* [Work instructions] Copy out the listing that follows, exact in every word, and skip the images.

===== Data listing =====

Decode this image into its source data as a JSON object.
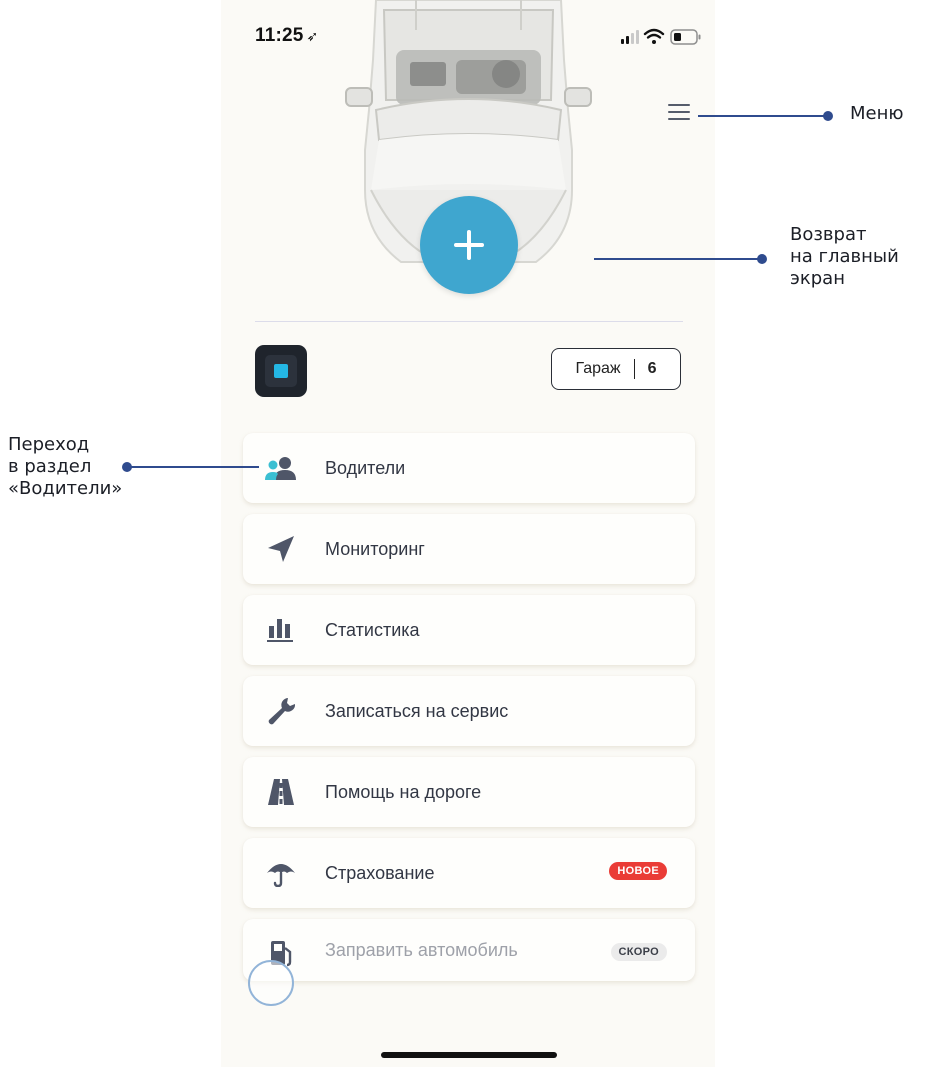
{
  "status_bar": {
    "time": "11:25",
    "location_arrow": "navigation-arrow-icon",
    "icons": [
      "signal-icon",
      "wifi-icon",
      "battery-icon"
    ]
  },
  "header": {
    "menu_icon": "hamburger-icon",
    "add_icon": "plus-icon"
  },
  "garage": {
    "label": "Гараж",
    "count": "6"
  },
  "menu_items": [
    {
      "label": "Водители",
      "icon": "users-icon"
    },
    {
      "label": "Мониторинг",
      "icon": "navigation-icon"
    },
    {
      "label": "Статистика",
      "icon": "bar-chart-icon"
    },
    {
      "label": "Записаться на сервис",
      "icon": "wrench-icon"
    },
    {
      "label": "Помощь на дороге",
      "icon": "road-icon"
    },
    {
      "label": "Страхование",
      "icon": "umbrella-icon",
      "badge": "НОВОЕ"
    },
    {
      "label": "Заправить автомобиль",
      "icon": "fuel-icon",
      "badge": "СКОРО",
      "disabled": true
    }
  ],
  "annotations": {
    "menu": "Меню",
    "home": [
      "Возврат",
      "на главный",
      "экран"
    ],
    "drivers": [
      "Переход",
      "в раздел",
      "«Водители»"
    ]
  },
  "colors": {
    "accent": "#3fa6cf",
    "annotation_line": "#2f4b8e",
    "badge_new": "#ea3c36",
    "badge_soon": "#ebebeb",
    "background": "#fbfaf6"
  }
}
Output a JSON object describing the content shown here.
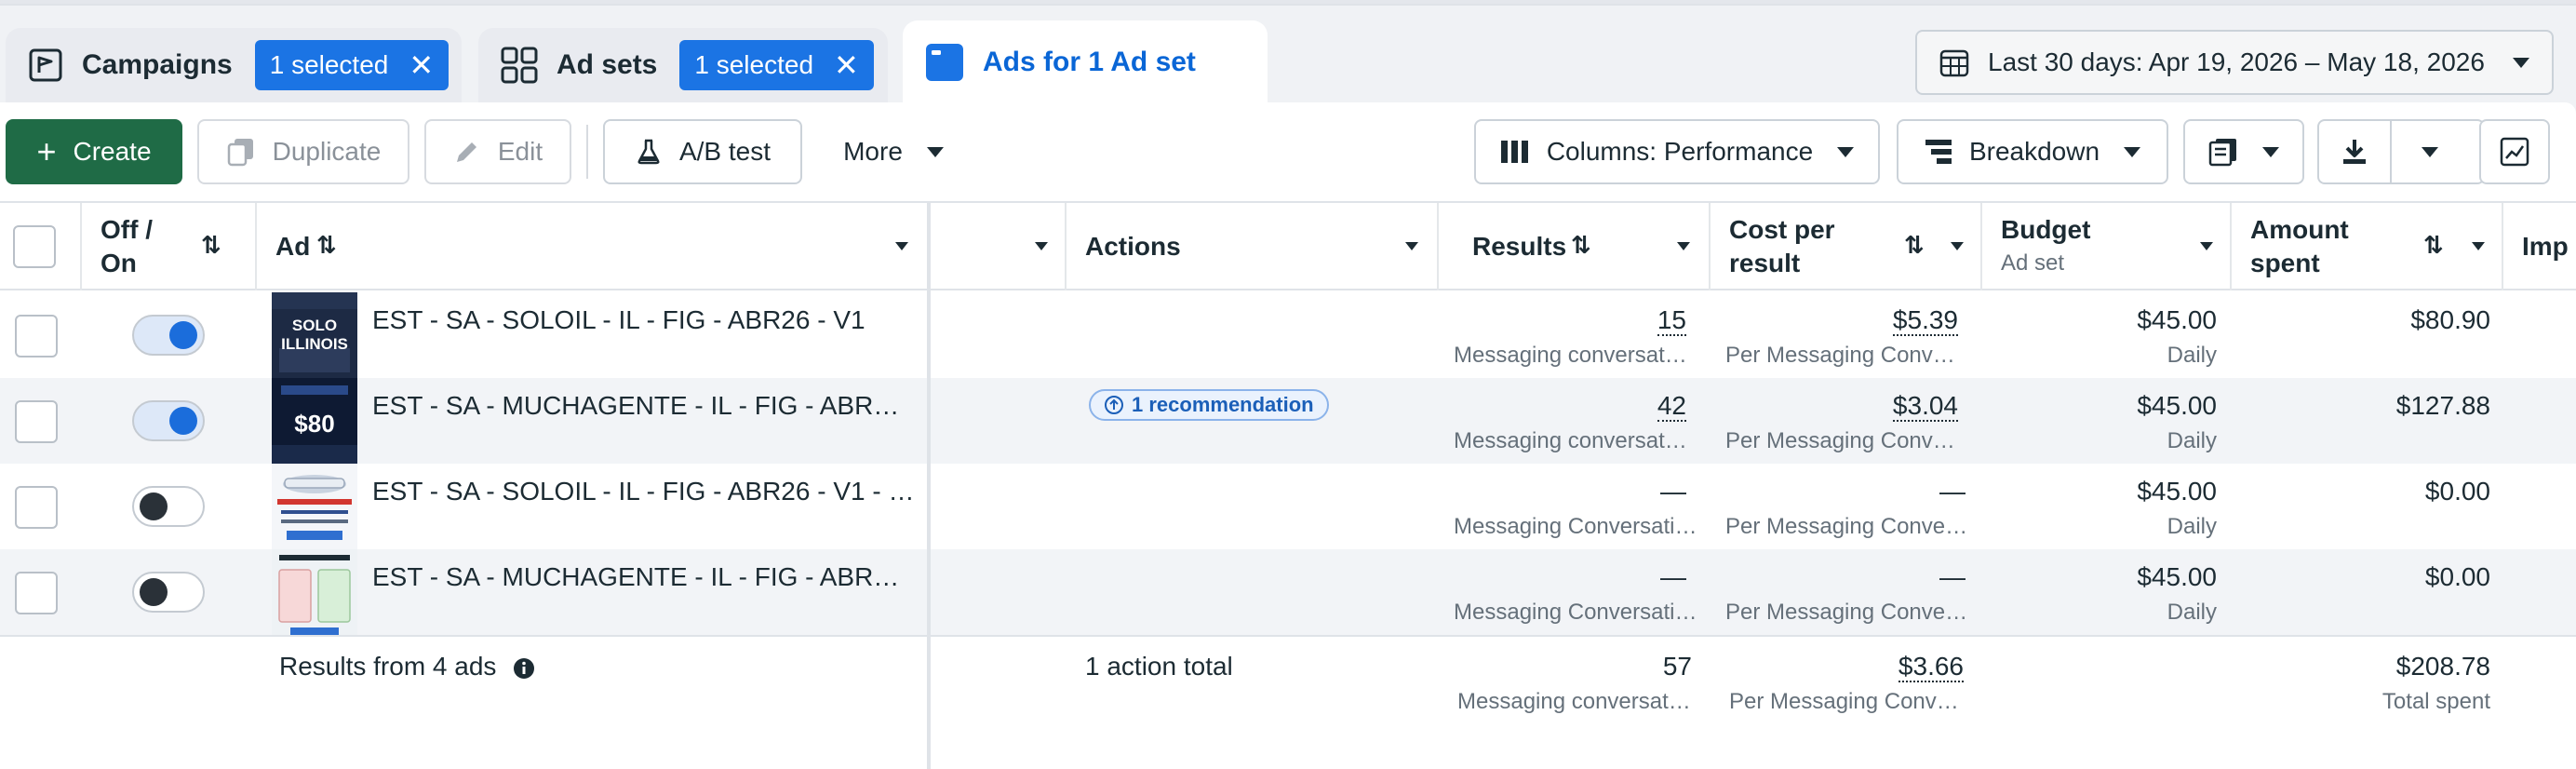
{
  "tabs": {
    "campaigns": {
      "label": "Campaigns",
      "badge": "1 selected",
      "close": "✕"
    },
    "adsets": {
      "label": "Ad sets",
      "badge": "1 selected",
      "close": "✕"
    },
    "ads": {
      "label": "Ads for 1 Ad set"
    }
  },
  "date_range": "Last 30 days: Apr 19, 2026 – May 18, 2026",
  "toolbar": {
    "create": "Create",
    "duplicate": "Duplicate",
    "edit": "Edit",
    "ab_test": "A/B test",
    "more": "More",
    "columns": "Columns: Performance",
    "breakdown": "Breakdown"
  },
  "headers": {
    "off_on": "Off / On",
    "ad": "Ad",
    "actions": "Actions",
    "results": "Results",
    "cost_per_result": "Cost per result",
    "budget": "Budget",
    "budget_sub": "Ad set",
    "amount_spent": "Amount spent",
    "impressions": "Imp"
  },
  "rows": [
    {
      "name": "EST - SA - SOLOIL - IL - FIG - ABR26 - V1",
      "toggle": "on",
      "action": "",
      "results": "15",
      "results_sub": "Messaging conversat…",
      "cost": "$5.39",
      "cost_sub": "Per Messaging Conv…",
      "budget": "$45.00",
      "budget_sub": "Daily",
      "spent": "$80.90",
      "thumb_text": "SOLO ILLINOIS"
    },
    {
      "name": "EST - SA - MUCHAGENTE - IL - FIG - ABR…",
      "toggle": "on",
      "action": "1 recommendation",
      "results": "42",
      "results_sub": "Messaging conversat…",
      "cost": "$3.04",
      "cost_sub": "Per Messaging Conv…",
      "budget": "$45.00",
      "budget_sub": "Daily",
      "spent": "$127.88",
      "thumb_text": "$80"
    },
    {
      "name": "EST - SA - SOLOIL - IL - FIG - ABR26 - V1 - …",
      "toggle": "off",
      "action": "",
      "results": "—",
      "results_sub": "Messaging Conversati…",
      "cost": "—",
      "cost_sub": "Per Messaging Conve…",
      "budget": "$45.00",
      "budget_sub": "Daily",
      "spent": "$0.00",
      "thumb_text": ""
    },
    {
      "name": "EST - SA - MUCHAGENTE - IL - FIG - ABR…",
      "toggle": "off",
      "action": "",
      "results": "—",
      "results_sub": "Messaging Conversati…",
      "cost": "—",
      "cost_sub": "Per Messaging Conve…",
      "budget": "$45.00",
      "budget_sub": "Daily",
      "spent": "$0.00",
      "thumb_text": ""
    }
  ],
  "footer": {
    "label": "Results from 4 ads",
    "actions_total": "1 action total",
    "results": "57",
    "results_sub": "Messaging conversat…",
    "cost": "$3.66",
    "cost_sub": "Per Messaging Conv…",
    "spent": "$208.78",
    "spent_sub": "Total spent"
  },
  "colors": {
    "primary_green": "#1f6b46",
    "accent_blue": "#1b74e4",
    "active_tab_text": "#0a66d6"
  }
}
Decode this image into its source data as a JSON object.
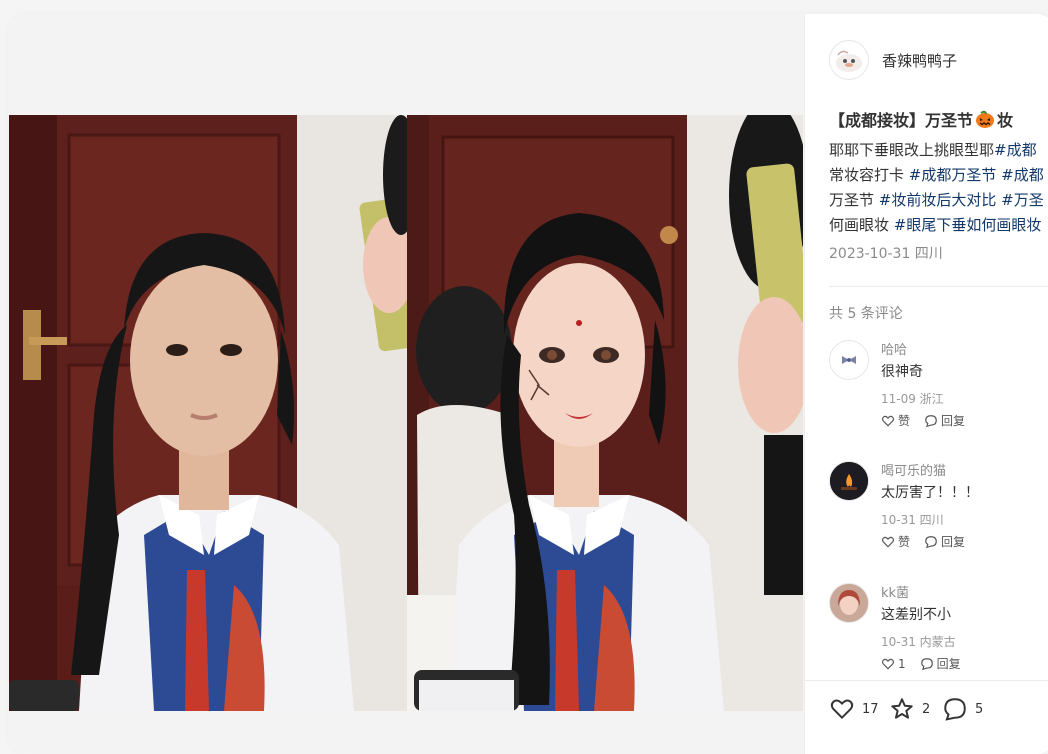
{
  "author": {
    "name": "香辣鸭鸭子",
    "avatar_icon": "cartoon-duck-avatar-icon"
  },
  "note": {
    "title_before": "【成都接妆】万圣节",
    "title_emoji_icon": "pumpkin-emoji-icon",
    "title_after": "妆",
    "desc_line1_text": "耶耶下垂眼改上挑眼型耶",
    "desc_line1_tag": "#成都",
    "desc_line2_text": "常妆容打卡 ",
    "desc_line2_tag1": "#成都万圣节",
    "desc_line2_tag2": "#成都",
    "desc_line3_text": "万圣节 ",
    "desc_line3_tag1": "#妆前妆后大对比",
    "desc_line3_tag2": "#万圣",
    "desc_line4_text": "何画眼妆 ",
    "desc_line4_tag": "#眼尾下垂如何画眼妆",
    "date_location": "2023-10-31 四川",
    "tag_color": "#13386c"
  },
  "comments_header": "共 5 条评论",
  "comments": [
    {
      "user": "哈哈",
      "text": "很神奇",
      "meta": "11-09 浙江",
      "like_label": "赞",
      "reply_label": "回复",
      "avatar_icon": "bow-avatar-icon"
    },
    {
      "user": "喝可乐的猫",
      "text": "太厉害了！！！",
      "meta": "10-31 四川",
      "like_label": "赞",
      "reply_label": "回复",
      "avatar_icon": "campfire-avatar-icon"
    },
    {
      "user": "kk菌",
      "text": "这差别不小",
      "meta": "10-31 内蒙古",
      "like_label": "1",
      "reply_label": "回复",
      "avatar_icon": "girl-portrait-avatar-icon"
    }
  ],
  "engagement": {
    "likes": "17",
    "collects": "2",
    "comments": "5"
  },
  "image": {
    "description_icon": "before-after-makeup-photo"
  }
}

=====

* [Solution for this problem]
Decode this image into its source data as a JSON object.
{
  "status_bar": {
    "time": "11:25",
    "location_arrow": "navigation-arrow-icon",
    "icons": [
      "signal-icon",
      "wifi-icon",
      "battery-icon"
    ]
  },
  "header": {
    "menu_icon": "hamburger-icon",
    "add_icon": "plus-icon"
  },
  "garage": {
    "label": "Гараж",
    "count": "6"
  },
  "menu_items": [
    {
      "label": "Водители",
      "icon": "users-icon"
    },
    {
      "label": "Мониторинг",
      "icon": "navigation-icon"
    },
    {
      "label": "Статистика",
      "icon": "bar-chart-icon"
    },
    {
      "label": "Записаться на сервис",
      "icon": "wrench-icon"
    },
    {
      "label": "Помощь на дороге",
      "icon": "road-icon"
    },
    {
      "label": "Страхование",
      "icon": "umbrella-icon",
      "badge": "НОВОЕ"
    },
    {
      "label": "Заправить автомобиль",
      "icon": "fuel-icon",
      "badge": "СКОРО",
      "disabled": true
    }
  ],
  "annotations": {
    "menu": "Меню",
    "home": [
      "Возврат",
      "на главный",
      "экран"
    ],
    "drivers": [
      "Переход",
      "в раздел",
      "«Водители»"
    ]
  },
  "colors": {
    "accent": "#3fa6cf",
    "annotation_line": "#2f4b8e",
    "badge_new": "#ea3c36",
    "badge_soon": "#ebebeb",
    "background": "#fbfaf6"
  }
}
Output a JSON object describing the content shown here.
{
  "tabs": {
    "campaigns": {
      "label": "Campaigns",
      "badge": "1 selected",
      "close": "✕"
    },
    "adsets": {
      "label": "Ad sets",
      "badge": "1 selected",
      "close": "✕"
    },
    "ads": {
      "label": "Ads for 1 Ad set"
    }
  },
  "date_range": "Last 30 days: Apr 19, 2026 – May 18, 2026",
  "toolbar": {
    "create": "Create",
    "duplicate": "Duplicate",
    "edit": "Edit",
    "ab_test": "A/B test",
    "more": "More",
    "columns": "Columns: Performance",
    "breakdown": "Breakdown"
  },
  "headers": {
    "off_on": "Off / On",
    "ad": "Ad",
    "actions": "Actions",
    "results": "Results",
    "cost_per_result": "Cost per result",
    "budget": "Budget",
    "budget_sub": "Ad set",
    "amount_spent": "Amount spent",
    "impressions": "Imp"
  },
  "rows": [
    {
      "name": "EST - SA - SOLOIL - IL - FIG - ABR26 - V1",
      "toggle": "on",
      "action": "",
      "results": "15",
      "results_sub": "Messaging conversat…",
      "cost": "$5.39",
      "cost_sub": "Per Messaging Conv…",
      "budget": "$45.00",
      "budget_sub": "Daily",
      "spent": "$80.90",
      "thumb_text": "SOLO ILLINOIS"
    },
    {
      "name": "EST - SA - MUCHAGENTE - IL - FIG - ABR…",
      "toggle": "on",
      "action": "1 recommendation",
      "results": "42",
      "results_sub": "Messaging conversat…",
      "cost": "$3.04",
      "cost_sub": "Per Messaging Conv…",
      "budget": "$45.00",
      "budget_sub": "Daily",
      "spent": "$127.88",
      "thumb_text": "$80"
    },
    {
      "name": "EST - SA - SOLOIL - IL - FIG - ABR26 - V1 - …",
      "toggle": "off",
      "action": "",
      "results": "—",
      "results_sub": "Messaging Conversati…",
      "cost": "—",
      "cost_sub": "Per Messaging Conve…",
      "budget": "$45.00",
      "budget_sub": "Daily",
      "spent": "$0.00",
      "thumb_text": ""
    },
    {
      "name": "EST - SA - MUCHAGENTE - IL - FIG - ABR…",
      "toggle": "off",
      "action": "",
      "results": "—",
      "results_sub": "Messaging Conversati…",
      "cost": "—",
      "cost_sub": "Per Messaging Conve…",
      "budget": "$45.00",
      "budget_sub": "Daily",
      "spent": "$0.00",
      "thumb_text": ""
    }
  ],
  "footer": {
    "label": "Results from 4 ads",
    "actions_total": "1 action total",
    "results": "57",
    "results_sub": "Messaging conversat…",
    "cost": "$3.66",
    "cost_sub": "Per Messaging Conv…",
    "spent": "$208.78",
    "spent_sub": "Total spent"
  },
  "colors": {
    "primary_green": "#1f6b46",
    "accent_blue": "#1b74e4",
    "active_tab_text": "#0a66d6"
  }
}
Decode this image into its source data as a JSON object.
{
  "author": {
    "name": "香辣鸭鸭子",
    "avatar_icon": "cartoon-duck-avatar-icon"
  },
  "note": {
    "title_before": "【成都接妆】万圣节",
    "title_emoji_icon": "pumpkin-emoji-icon",
    "title_after": "妆",
    "desc_line1_text": "耶耶下垂眼改上挑眼型耶",
    "desc_line1_tag": "#成都",
    "desc_line2_text": "常妆容打卡 ",
    "desc_line2_tag1": "#成都万圣节",
    "desc_line2_tag2": "#成都",
    "desc_line3_text": "万圣节 ",
    "desc_line3_tag1": "#妆前妆后大对比",
    "desc_line3_tag2": "#万圣",
    "desc_line4_text": "何画眼妆 ",
    "desc_line4_tag": "#眼尾下垂如何画眼妆",
    "date_location": "2023-10-31 四川",
    "tag_color": "#13386c"
  },
  "comments_header": "共 5 条评论",
  "comments": [
    {
      "user": "哈哈",
      "text": "很神奇",
      "meta": "11-09 浙江",
      "like_label": "赞",
      "reply_label": "回复",
      "avatar_icon": "bow-avatar-icon"
    },
    {
      "user": "喝可乐的猫",
      "text": "太厉害了！！！",
      "meta": "10-31 四川",
      "like_label": "赞",
      "reply_label": "回复",
      "avatar_icon": "campfire-avatar-icon"
    },
    {
      "user": "kk菌",
      "text": "这差别不小",
      "meta": "10-31 内蒙古",
      "like_label": "1",
      "reply_label": "回复",
      "avatar_icon": "girl-portrait-avatar-icon"
    }
  ],
  "engagement": {
    "likes": "17",
    "collects": "2",
    "comments": "5"
  },
  "image": {
    "description_icon": "before-after-makeup-photo"
  }
}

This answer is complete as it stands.